* START DATA TO PROCESS *

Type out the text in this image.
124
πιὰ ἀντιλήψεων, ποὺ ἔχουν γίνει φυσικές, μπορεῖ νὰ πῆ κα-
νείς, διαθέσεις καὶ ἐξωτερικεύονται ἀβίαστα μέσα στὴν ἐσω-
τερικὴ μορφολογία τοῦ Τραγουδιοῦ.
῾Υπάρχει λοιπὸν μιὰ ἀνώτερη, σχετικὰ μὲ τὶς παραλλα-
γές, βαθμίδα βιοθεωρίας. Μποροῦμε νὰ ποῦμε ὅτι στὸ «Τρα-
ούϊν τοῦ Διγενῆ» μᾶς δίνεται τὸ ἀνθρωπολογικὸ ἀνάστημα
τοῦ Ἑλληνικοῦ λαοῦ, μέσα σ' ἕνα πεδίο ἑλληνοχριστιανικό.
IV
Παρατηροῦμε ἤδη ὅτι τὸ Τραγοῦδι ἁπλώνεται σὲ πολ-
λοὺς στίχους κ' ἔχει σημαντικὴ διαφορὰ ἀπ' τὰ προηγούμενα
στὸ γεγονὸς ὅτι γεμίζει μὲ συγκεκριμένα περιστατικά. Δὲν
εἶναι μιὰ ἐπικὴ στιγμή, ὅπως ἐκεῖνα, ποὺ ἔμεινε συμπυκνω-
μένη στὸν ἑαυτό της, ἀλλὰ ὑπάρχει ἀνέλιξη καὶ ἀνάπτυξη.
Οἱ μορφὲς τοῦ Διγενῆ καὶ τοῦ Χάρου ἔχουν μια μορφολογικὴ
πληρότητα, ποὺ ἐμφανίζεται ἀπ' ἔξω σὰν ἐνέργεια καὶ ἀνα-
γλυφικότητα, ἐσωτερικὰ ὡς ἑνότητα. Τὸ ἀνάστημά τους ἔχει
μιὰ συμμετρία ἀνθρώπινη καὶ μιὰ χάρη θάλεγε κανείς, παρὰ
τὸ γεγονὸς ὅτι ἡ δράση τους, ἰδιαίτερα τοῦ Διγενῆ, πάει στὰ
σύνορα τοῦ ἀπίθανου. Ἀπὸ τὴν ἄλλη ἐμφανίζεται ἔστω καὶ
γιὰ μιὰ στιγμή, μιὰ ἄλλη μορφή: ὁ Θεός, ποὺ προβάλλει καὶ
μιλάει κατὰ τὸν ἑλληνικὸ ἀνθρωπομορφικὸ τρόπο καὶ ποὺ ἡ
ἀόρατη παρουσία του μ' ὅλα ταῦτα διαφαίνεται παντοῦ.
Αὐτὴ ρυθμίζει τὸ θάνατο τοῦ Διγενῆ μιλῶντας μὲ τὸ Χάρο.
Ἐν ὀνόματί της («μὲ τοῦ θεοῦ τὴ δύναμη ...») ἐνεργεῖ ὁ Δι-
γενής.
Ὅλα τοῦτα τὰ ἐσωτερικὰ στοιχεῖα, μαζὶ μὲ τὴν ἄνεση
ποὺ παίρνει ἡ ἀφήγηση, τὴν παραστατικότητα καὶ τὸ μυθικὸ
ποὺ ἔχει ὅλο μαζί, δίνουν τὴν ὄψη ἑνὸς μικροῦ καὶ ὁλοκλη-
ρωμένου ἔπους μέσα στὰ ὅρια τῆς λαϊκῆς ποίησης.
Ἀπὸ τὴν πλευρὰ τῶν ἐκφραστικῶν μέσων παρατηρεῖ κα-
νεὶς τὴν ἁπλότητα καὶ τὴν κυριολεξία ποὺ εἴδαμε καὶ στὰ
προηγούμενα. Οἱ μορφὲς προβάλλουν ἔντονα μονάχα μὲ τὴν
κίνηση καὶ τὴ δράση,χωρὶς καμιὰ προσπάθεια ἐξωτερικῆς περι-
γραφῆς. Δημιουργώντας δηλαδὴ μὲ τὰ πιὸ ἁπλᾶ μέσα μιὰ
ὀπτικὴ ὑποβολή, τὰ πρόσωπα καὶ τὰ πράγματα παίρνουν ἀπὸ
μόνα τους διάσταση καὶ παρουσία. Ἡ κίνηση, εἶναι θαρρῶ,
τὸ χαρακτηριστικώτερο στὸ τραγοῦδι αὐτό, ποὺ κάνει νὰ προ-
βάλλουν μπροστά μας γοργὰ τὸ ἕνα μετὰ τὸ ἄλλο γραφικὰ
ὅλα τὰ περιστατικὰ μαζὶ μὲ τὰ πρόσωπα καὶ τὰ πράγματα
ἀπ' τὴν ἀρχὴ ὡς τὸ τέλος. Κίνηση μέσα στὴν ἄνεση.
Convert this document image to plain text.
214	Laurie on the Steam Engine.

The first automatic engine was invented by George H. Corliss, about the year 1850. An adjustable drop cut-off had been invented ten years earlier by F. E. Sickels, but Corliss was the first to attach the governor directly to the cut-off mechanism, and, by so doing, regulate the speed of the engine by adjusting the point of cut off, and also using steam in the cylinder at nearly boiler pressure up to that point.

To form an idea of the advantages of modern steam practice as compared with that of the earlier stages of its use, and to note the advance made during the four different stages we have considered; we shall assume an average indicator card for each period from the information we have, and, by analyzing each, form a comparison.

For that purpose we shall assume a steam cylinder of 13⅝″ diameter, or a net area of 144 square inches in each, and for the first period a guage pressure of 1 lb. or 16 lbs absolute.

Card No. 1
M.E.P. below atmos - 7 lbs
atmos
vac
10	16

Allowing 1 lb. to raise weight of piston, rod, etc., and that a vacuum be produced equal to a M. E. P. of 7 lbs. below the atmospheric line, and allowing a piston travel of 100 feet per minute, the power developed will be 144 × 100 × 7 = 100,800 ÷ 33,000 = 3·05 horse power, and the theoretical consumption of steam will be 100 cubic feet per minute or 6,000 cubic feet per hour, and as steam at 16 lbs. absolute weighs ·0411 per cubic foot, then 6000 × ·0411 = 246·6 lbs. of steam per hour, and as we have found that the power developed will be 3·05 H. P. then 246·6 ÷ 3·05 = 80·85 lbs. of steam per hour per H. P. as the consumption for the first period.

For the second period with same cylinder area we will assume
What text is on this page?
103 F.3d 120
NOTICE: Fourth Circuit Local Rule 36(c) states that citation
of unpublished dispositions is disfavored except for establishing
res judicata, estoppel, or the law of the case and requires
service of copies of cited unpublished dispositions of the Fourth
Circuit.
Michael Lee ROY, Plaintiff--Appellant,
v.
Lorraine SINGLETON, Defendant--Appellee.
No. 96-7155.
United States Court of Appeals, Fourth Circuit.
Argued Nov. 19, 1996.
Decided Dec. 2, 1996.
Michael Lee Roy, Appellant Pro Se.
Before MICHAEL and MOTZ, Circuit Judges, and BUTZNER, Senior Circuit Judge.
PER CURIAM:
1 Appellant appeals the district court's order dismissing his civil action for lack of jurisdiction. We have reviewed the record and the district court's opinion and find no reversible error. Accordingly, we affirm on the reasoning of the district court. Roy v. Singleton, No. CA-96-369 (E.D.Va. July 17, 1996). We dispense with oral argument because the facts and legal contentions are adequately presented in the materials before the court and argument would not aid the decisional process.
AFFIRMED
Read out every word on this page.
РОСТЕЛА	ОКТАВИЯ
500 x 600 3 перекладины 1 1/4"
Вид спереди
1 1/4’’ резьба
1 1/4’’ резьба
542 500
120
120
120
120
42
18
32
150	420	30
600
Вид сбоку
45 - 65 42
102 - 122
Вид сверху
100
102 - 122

* END DATA TO PROCESS *

● **WHAT THIS TASK INVOLVES**
Print all the data exactly.

● **OUTPUT FOR THIS TASK**
Type out the text in this image.
124
πιὰ ἀντιλήψεων, ποὺ ἔχουν γίνει φυσικές, μπορεῖ νὰ πῆ κα-
νείς, διαθέσεις καὶ ἐξωτερικεύονται ἀβίαστα μέσα στὴν ἐσω-
τερικὴ μορφολογία τοῦ Τραγουδιοῦ.
῾Υπάρχει λοιπὸν μιὰ ἀνώτερη, σχετικὰ μὲ τὶς παραλλα-
γές, βαθμίδα βιοθεωρίας. Μποροῦμε νὰ ποῦμε ὅτι στὸ «Τρα-
ούϊν τοῦ Διγενῆ» μᾶς δίνεται τὸ ἀνθρωπολογικὸ ἀνάστημα
τοῦ Ἑλληνικοῦ λαοῦ, μέσα σ' ἕνα πεδίο ἑλληνοχριστιανικό.
IV
Παρατηροῦμε ἤδη ὅτι τὸ Τραγοῦδι ἁπλώνεται σὲ πολ-
λοὺς στίχους κ' ἔχει σημαντικὴ διαφορὰ ἀπ' τὰ προηγούμενα
στὸ γεγονὸς ὅτι γεμίζει μὲ συγκεκριμένα περιστατικά. Δὲν
εἶναι μιὰ ἐπικὴ στιγμή, ὅπως ἐκεῖνα, ποὺ ἔμεινε συμπυκνω-
μένη στὸν ἑαυτό της, ἀλλὰ ὑπάρχει ἀνέλιξη καὶ ἀνάπτυξη.
Οἱ μορφὲς τοῦ Διγενῆ καὶ τοῦ Χάρου ἔχουν μια μορφολογικὴ
πληρότητα, ποὺ ἐμφανίζεται ἀπ' ἔξω σὰν ἐνέργεια καὶ ἀνα-
γλυφικότητα, ἐσωτερικὰ ὡς ἑνότητα. Τὸ ἀνάστημά τους ἔχει
μιὰ συμμετρία ἀνθρώπινη καὶ μιὰ χάρη θάλεγε κανείς, παρὰ
τὸ γεγονὸς ὅτι ἡ δράση τους, ἰδιαίτερα τοῦ Διγενῆ, πάει στὰ
σύνορα τοῦ ἀπίθανου. Ἀπὸ τὴν ἄλλη ἐμφανίζεται ἔστω καὶ
γιὰ μιὰ στιγμή, μιὰ ἄλλη μορφή: ὁ Θεός, ποὺ προβάλλει καὶ
μιλάει κατὰ τὸν ἑλληνικὸ ἀνθρωπομορφικὸ τρόπο καὶ ποὺ ἡ
ἀόρατη παρουσία του μ' ὅλα ταῦτα διαφαίνεται παντοῦ.
Αὐτὴ ρυθμίζει τὸ θάνατο τοῦ Διγενῆ μιλῶντας μὲ τὸ Χάρο.
Ἐν ὀνόματί της («μὲ τοῦ θεοῦ τὴ δύναμη ...») ἐνεργεῖ ὁ Δι-
γενής.
Ὅλα τοῦτα τὰ ἐσωτερικὰ στοιχεῖα, μαζὶ μὲ τὴν ἄνεση
ποὺ παίρνει ἡ ἀφήγηση, τὴν παραστατικότητα καὶ τὸ μυθικὸ
ποὺ ἔχει ὅλο μαζί, δίνουν τὴν ὄψη ἑνὸς μικροῦ καὶ ὁλοκλη-
ρωμένου ἔπους μέσα στὰ ὅρια τῆς λαϊκῆς ποίησης.
Ἀπὸ τὴν πλευρὰ τῶν ἐκφραστικῶν μέσων παρατηρεῖ κα-
νεὶς τὴν ἁπλότητα καὶ τὴν κυριολεξία ποὺ εἴδαμε καὶ στὰ
προηγούμενα. Οἱ μορφὲς προβάλλουν ἔντονα μονάχα μὲ τὴν
κίνηση καὶ τὴ δράση,χωρὶς καμιὰ προσπάθεια ἐξωτερικῆς περι-
γραφῆς. Δημιουργώντας δηλαδὴ μὲ τὰ πιὸ ἁπλᾶ μέσα μιὰ
ὀπτικὴ ὑποβολή, τὰ πρόσωπα καὶ τὰ πράγματα παίρνουν ἀπὸ
μόνα τους διάσταση καὶ παρουσία. Ἡ κίνηση, εἶναι θαρρῶ,
τὸ χαρακτηριστικώτερο στὸ τραγοῦδι αὐτό, ποὺ κάνει νὰ προ-
βάλλουν μπροστά μας γοργὰ τὸ ἕνα μετὰ τὸ ἄλλο γραφικὰ
ὅλα τὰ περιστατικὰ μαζὶ μὲ τὰ πρόσωπα καὶ τὰ πράγματα
ἀπ' τὴν ἀρχὴ ὡς τὸ τέλος. Κίνηση μέσα στὴν ἄνεση.
Convert this document image to plain text.
214	Laurie on the Steam Engine.

The first automatic engine was invented by George H. Corliss, about the year 1850. An adjustable drop cut-off had been invented ten years earlier by F. E. Sickels, but Corliss was the first to attach the governor directly to the cut-off mechanism, and, by so doing, regulate the speed of the engine by adjusting the point of cut off, and also using steam in the cylinder at nearly boiler pressure up to that point.

To form an idea of the advantages of modern steam practice as compared with that of the earlier stages of its use, and to note the advance made during the four different stages we have considered; we shall assume an average indicator card for each period from the information we have, and, by analyzing each, form a comparison.

For that purpose we shall assume a steam cylinder of 13⅝″ diameter, or a net area of 144 square inches in each, and for the first period a guage pressure of 1 lb. or 16 lbs absolute.

Card No. 1
M.E.P. below atmos - 7 lbs
atmos
vac
10	16

Allowing 1 lb. to raise weight of piston, rod, etc., and that a vacuum be produced equal to a M. E. P. of 7 lbs. below the atmospheric line, and allowing a piston travel of 100 feet per minute, the power developed will be 144 × 100 × 7 = 100,800 ÷ 33,000 = 3·05 horse power, and the theoretical consumption of steam will be 100 cubic feet per minute or 6,000 cubic feet per hour, and as steam at 16 lbs. absolute weighs ·0411 per cubic foot, then 6000 × ·0411 = 246·6 lbs. of steam per hour, and as we have found that the power developed will be 3·05 H. P. then 246·6 ÷ 3·05 = 80·85 lbs. of steam per hour per H. P. as the consumption for the first period.

For the second period with same cylinder area we will assume
What text is on this page?
103 F.3d 120
NOTICE: Fourth Circuit Local Rule 36(c) states that citation
of unpublished dispositions is disfavored except for establishing
res judicata, estoppel, or the law of the case and requires
service of copies of cited unpublished dispositions of the Fourth
Circuit.
Michael Lee ROY, Plaintiff--Appellant,
v.
Lorraine SINGLETON, Defendant--Appellee.
No. 96-7155.
United States Court of Appeals, Fourth Circuit.
Argued Nov. 19, 1996.
Decided Dec. 2, 1996.
Michael Lee Roy, Appellant Pro Se.
Before MICHAEL and MOTZ, Circuit Judges, and BUTZNER, Senior Circuit Judge.
PER CURIAM:
1 Appellant appeals the district court's order dismissing his civil action for lack of jurisdiction. We have reviewed the record and the district court's opinion and find no reversible error. Accordingly, we affirm on the reasoning of the district court. Roy v. Singleton, No. CA-96-369 (E.D.Va. July 17, 1996). We dispense with oral argument because the facts and legal contentions are adequately presented in the materials before the court and argument would not aid the decisional process.
AFFIRMED
Read out every word on this page.
РОСТЕЛА	ОКТАВИЯ
500 x 600 3 перекладины 1 1/4"
Вид спереди
1 1/4’’ резьба
1 1/4’’ резьба
542 500
120
120
120
120
42
18
32
150	420	30
600
Вид сбоку
45 - 65 42
102 - 122
Вид сверху
100
102 - 122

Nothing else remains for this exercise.